• Task material:

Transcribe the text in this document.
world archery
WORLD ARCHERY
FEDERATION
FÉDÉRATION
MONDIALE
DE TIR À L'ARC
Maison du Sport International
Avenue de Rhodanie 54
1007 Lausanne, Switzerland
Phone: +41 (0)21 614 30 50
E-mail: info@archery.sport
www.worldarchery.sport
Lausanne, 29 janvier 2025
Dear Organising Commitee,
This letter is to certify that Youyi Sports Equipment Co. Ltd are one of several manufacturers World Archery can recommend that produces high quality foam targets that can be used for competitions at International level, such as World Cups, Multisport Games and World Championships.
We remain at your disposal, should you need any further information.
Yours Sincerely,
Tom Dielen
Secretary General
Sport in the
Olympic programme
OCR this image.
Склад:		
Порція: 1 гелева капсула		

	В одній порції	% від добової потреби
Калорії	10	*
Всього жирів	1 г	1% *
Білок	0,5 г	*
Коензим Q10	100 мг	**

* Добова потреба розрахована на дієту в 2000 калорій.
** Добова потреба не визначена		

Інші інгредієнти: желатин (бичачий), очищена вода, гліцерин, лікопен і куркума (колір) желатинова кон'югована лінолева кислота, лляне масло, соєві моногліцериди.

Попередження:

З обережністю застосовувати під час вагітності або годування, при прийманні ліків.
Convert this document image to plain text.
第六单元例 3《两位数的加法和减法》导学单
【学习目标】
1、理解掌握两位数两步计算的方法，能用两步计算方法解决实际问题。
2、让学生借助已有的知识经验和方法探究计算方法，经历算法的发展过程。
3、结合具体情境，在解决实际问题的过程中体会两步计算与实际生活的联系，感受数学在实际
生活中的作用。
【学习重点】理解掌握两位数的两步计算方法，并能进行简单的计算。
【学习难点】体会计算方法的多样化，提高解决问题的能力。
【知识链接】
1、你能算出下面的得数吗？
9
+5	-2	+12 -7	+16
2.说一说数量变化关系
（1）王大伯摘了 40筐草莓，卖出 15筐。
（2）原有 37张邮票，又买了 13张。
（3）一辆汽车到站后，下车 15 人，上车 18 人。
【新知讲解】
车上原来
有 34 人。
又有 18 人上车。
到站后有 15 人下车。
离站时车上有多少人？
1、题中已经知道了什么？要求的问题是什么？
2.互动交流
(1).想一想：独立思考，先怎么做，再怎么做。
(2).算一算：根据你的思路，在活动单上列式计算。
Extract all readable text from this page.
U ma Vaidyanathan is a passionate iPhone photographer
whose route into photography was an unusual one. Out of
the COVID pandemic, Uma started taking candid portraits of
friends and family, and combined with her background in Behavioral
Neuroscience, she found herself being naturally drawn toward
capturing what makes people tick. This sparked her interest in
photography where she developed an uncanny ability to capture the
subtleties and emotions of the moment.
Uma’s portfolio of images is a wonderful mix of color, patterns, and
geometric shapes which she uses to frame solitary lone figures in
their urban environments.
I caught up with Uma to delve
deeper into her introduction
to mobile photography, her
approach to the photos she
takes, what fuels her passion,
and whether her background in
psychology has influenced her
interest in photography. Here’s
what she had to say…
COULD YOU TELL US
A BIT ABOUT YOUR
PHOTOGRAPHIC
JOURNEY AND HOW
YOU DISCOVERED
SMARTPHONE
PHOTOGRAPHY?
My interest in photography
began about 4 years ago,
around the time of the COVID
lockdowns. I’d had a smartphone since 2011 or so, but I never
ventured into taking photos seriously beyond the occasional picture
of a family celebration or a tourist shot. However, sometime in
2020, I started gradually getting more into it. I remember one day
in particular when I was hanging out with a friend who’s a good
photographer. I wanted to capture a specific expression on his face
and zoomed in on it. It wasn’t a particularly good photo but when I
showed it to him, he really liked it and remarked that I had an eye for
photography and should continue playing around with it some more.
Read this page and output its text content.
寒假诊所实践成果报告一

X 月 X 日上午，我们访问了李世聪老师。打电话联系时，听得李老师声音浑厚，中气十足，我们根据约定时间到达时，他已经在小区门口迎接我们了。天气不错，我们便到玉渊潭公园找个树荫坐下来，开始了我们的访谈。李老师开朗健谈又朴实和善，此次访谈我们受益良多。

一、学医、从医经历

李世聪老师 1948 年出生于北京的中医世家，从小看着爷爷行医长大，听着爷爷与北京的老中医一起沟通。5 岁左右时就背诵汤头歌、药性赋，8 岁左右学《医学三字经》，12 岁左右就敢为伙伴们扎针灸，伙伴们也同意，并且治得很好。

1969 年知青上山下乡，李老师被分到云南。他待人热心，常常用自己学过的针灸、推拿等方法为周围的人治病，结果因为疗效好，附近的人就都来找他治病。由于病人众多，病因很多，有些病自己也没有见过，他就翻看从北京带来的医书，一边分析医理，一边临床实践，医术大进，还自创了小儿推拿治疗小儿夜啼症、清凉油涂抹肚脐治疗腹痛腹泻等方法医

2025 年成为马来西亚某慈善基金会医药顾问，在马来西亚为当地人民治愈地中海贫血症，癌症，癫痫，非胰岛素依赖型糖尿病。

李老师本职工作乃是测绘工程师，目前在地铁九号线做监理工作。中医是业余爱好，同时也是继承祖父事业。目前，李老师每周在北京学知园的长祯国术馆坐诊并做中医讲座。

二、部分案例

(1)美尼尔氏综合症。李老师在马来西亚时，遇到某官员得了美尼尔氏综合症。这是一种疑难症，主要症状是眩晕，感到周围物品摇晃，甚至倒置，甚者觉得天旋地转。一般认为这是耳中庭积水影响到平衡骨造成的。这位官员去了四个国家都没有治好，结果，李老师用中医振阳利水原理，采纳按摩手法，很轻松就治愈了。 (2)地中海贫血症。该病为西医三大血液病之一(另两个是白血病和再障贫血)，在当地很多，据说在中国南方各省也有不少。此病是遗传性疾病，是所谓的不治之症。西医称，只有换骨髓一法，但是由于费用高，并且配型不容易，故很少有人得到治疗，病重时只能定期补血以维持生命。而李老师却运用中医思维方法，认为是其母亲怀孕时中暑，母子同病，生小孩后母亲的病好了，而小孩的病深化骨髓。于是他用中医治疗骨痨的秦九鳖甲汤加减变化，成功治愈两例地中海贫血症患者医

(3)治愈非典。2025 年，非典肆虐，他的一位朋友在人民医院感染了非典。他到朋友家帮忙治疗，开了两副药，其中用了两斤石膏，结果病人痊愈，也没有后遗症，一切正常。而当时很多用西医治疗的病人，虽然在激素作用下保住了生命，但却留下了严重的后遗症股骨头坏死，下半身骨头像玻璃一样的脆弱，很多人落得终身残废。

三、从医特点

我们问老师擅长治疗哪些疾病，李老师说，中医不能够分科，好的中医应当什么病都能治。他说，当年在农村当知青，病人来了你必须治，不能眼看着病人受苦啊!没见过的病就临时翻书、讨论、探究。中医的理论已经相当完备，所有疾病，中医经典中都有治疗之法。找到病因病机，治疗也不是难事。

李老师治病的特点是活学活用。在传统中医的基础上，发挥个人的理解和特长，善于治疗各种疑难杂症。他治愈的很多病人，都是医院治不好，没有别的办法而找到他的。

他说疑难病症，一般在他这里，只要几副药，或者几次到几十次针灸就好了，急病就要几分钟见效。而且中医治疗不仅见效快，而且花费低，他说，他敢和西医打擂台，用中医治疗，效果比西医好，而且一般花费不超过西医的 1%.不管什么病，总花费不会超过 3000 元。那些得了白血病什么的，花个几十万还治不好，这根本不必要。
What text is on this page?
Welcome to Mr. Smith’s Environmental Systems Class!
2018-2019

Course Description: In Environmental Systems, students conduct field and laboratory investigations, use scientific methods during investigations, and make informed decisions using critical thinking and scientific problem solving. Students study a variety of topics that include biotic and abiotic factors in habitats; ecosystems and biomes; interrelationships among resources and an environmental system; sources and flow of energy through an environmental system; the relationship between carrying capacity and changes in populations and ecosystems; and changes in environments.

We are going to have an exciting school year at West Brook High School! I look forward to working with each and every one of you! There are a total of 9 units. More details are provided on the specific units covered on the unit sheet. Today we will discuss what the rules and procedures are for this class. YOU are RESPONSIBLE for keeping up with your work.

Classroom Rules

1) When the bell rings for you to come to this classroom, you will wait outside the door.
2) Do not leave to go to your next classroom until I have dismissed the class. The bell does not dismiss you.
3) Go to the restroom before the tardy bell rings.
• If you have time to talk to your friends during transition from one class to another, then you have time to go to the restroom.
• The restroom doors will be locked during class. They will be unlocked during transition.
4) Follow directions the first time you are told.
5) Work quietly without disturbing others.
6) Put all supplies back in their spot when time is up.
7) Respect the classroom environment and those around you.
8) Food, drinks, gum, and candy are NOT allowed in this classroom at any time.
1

• Challenge:
Lines containing the word "family" must all be returned from the material above.

• Final result:
friends and family, and combined with her background in Behavioral
of a family celebration or a tourist shot. However, sometime in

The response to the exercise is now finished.